To do: Wherever a line holds the string "orare", copy that line.
[Start Dataset rows]
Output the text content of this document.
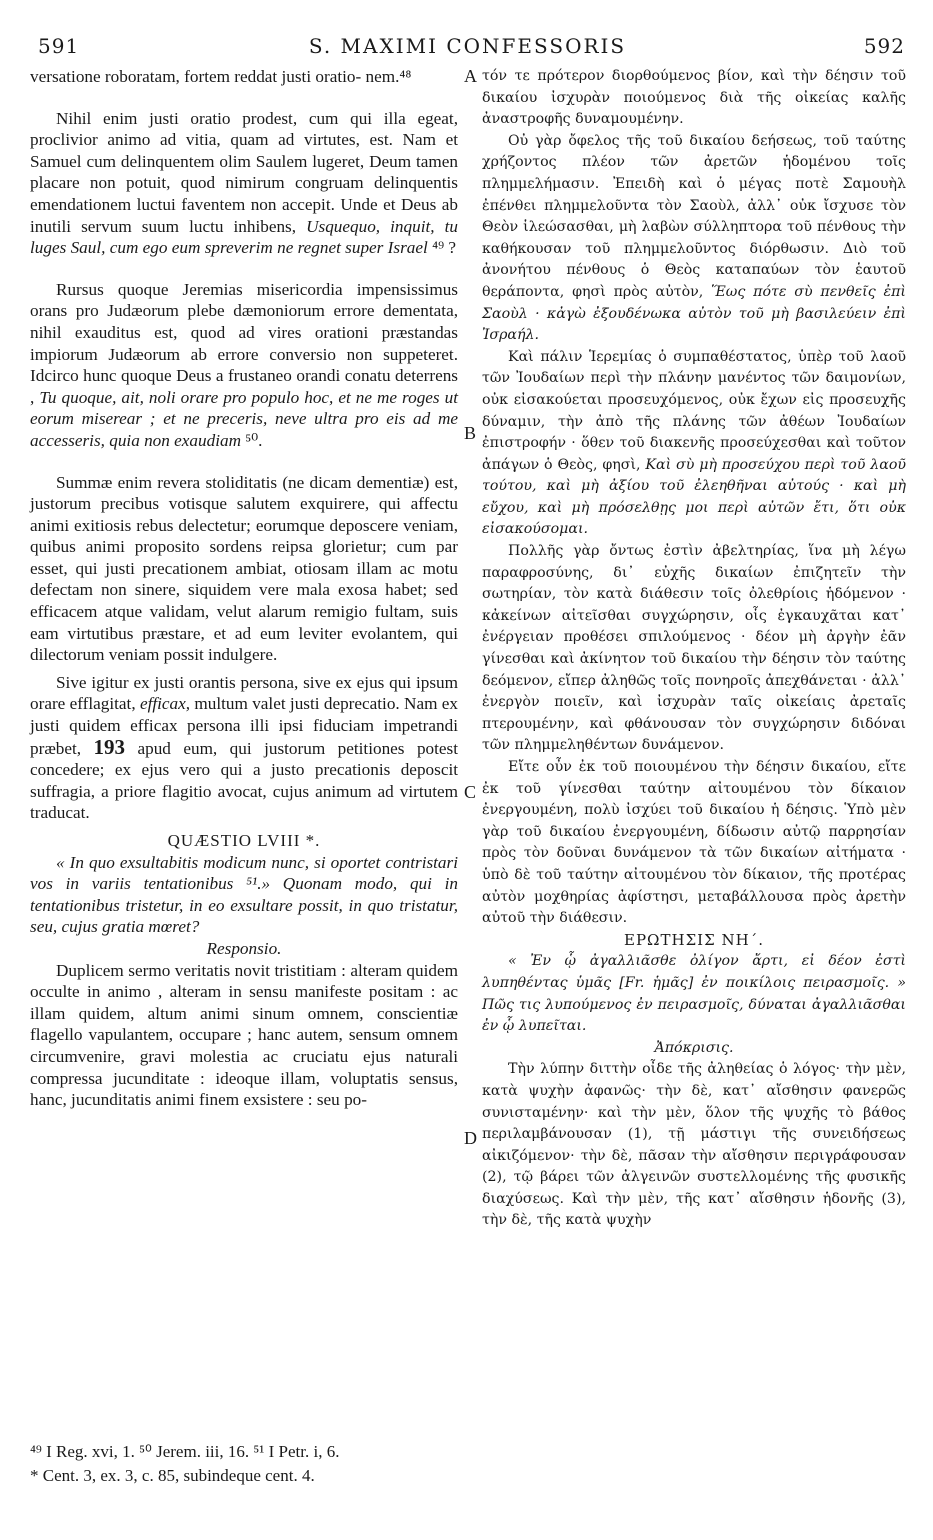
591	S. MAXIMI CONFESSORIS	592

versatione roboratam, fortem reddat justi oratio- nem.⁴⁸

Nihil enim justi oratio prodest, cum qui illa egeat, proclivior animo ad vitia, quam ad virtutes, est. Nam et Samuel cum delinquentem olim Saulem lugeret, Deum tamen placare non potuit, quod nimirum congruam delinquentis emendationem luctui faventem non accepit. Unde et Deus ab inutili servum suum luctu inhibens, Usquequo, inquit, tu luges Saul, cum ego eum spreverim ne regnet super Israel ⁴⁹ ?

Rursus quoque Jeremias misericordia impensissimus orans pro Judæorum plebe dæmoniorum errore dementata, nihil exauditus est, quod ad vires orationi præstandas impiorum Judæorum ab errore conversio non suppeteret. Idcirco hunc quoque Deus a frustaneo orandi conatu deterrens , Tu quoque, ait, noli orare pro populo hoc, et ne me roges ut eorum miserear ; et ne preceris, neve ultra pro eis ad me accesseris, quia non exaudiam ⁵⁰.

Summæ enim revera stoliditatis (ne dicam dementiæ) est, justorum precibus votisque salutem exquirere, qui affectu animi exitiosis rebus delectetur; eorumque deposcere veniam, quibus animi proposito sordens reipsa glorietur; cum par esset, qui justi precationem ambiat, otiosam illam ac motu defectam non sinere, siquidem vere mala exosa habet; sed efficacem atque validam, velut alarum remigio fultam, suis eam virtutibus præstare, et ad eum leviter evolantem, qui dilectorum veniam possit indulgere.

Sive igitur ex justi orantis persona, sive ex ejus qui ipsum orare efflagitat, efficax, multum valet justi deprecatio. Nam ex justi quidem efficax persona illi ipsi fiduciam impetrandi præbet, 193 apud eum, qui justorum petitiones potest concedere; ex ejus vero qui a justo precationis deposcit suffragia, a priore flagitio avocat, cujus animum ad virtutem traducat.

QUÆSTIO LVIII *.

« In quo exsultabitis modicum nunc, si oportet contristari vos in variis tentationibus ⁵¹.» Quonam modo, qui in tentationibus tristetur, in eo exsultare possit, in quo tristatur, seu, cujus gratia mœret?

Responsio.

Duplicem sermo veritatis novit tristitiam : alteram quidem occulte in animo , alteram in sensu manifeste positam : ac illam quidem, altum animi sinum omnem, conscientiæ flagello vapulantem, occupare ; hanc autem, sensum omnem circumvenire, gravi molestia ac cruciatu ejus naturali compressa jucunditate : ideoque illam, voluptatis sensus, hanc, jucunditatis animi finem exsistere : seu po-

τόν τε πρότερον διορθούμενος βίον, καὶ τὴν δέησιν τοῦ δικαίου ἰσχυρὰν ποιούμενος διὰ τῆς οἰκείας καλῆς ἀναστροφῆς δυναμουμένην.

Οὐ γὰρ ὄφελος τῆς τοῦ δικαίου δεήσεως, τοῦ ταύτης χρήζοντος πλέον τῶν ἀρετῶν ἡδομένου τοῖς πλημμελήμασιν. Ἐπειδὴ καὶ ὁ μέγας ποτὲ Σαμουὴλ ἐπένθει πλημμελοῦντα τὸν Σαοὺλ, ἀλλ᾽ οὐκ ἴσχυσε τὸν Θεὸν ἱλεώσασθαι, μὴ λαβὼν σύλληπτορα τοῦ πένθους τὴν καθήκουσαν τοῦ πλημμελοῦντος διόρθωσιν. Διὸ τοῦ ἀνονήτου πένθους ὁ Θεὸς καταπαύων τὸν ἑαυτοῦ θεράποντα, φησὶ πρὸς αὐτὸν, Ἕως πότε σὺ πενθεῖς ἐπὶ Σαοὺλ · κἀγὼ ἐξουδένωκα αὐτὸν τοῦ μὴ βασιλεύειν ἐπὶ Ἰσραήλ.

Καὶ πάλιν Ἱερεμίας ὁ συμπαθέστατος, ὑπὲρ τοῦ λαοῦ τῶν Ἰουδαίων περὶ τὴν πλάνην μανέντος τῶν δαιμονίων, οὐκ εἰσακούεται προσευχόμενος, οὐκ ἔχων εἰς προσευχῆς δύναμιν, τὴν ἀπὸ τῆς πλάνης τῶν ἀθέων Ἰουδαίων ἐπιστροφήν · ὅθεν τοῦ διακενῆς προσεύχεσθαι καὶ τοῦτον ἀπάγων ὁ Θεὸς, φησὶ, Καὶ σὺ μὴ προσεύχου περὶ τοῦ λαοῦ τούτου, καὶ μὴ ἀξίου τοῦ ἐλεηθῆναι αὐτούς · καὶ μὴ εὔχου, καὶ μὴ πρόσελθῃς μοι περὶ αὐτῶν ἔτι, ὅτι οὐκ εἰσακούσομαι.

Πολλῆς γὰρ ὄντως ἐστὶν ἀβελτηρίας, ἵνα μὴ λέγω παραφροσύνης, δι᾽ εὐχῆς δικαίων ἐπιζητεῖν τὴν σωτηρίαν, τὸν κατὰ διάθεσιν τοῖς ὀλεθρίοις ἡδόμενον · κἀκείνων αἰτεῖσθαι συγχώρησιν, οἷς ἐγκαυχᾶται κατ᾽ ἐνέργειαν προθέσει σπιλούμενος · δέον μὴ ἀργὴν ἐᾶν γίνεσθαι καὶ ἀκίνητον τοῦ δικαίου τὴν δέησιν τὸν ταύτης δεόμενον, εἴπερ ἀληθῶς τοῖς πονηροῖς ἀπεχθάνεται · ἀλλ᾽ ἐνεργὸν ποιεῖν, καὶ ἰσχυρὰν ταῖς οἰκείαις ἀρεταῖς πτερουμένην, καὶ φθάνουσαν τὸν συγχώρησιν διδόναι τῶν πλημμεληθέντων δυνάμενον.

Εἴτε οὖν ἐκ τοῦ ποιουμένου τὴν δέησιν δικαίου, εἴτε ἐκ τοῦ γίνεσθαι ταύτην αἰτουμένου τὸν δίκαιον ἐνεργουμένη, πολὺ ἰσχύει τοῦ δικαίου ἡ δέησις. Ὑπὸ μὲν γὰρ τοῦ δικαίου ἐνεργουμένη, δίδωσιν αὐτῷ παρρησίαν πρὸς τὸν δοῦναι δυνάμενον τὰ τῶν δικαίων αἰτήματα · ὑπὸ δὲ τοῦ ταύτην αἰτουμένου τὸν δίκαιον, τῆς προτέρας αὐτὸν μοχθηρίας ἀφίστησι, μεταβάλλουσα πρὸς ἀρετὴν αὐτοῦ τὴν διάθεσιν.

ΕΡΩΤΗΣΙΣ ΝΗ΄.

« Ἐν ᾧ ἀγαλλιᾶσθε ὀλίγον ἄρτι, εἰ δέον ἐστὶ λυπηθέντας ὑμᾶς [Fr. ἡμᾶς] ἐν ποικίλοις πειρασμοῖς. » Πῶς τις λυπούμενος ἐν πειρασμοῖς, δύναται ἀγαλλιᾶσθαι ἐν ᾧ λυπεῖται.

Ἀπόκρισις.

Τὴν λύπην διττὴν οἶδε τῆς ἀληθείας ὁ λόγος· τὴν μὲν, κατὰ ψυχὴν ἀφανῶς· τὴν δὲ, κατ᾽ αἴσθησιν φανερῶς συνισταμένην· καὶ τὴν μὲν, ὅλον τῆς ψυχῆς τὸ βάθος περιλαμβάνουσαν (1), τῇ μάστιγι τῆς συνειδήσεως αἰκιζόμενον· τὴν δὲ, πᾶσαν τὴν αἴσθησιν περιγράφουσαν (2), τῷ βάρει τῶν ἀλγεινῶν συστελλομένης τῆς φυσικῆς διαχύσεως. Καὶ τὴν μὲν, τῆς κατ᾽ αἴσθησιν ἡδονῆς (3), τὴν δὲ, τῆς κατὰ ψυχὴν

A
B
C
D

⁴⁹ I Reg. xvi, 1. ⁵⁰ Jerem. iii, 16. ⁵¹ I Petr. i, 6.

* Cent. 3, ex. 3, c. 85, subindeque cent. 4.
[End Dataset rows]
Task response:
Rursus quoque Jeremias misericordia impensissimus orans pro Judæorum plebe dæmoniorum errore dementata, nihil exauditus est, quod ad vires orationi præstandas impiorum Judæorum ab errore conversio non suppeteret. Idcirco hunc quoque Deus a frustaneo orandi conatu deterrens , Tu quoque, ait, noli orare pro populo hoc, et ne me roges ut eorum miserear ; et ne preceris, neve ultra pro eis ad me accesseris, quia non exaudiam ⁵⁰.
Sive igitur ex justi orantis persona, sive ex ejus qui ipsum orare efflagitat, efficax, multum valet justi deprecatio. Nam ex justi quidem efficax persona illi ipsi fiduciam impetrandi præbet, 193 apud eum, qui justorum petitiones potest concedere; ex ejus vero qui a justo precationis deposcit suffragia, a priore flagitio avocat, cujus animum ad virtutem traducat.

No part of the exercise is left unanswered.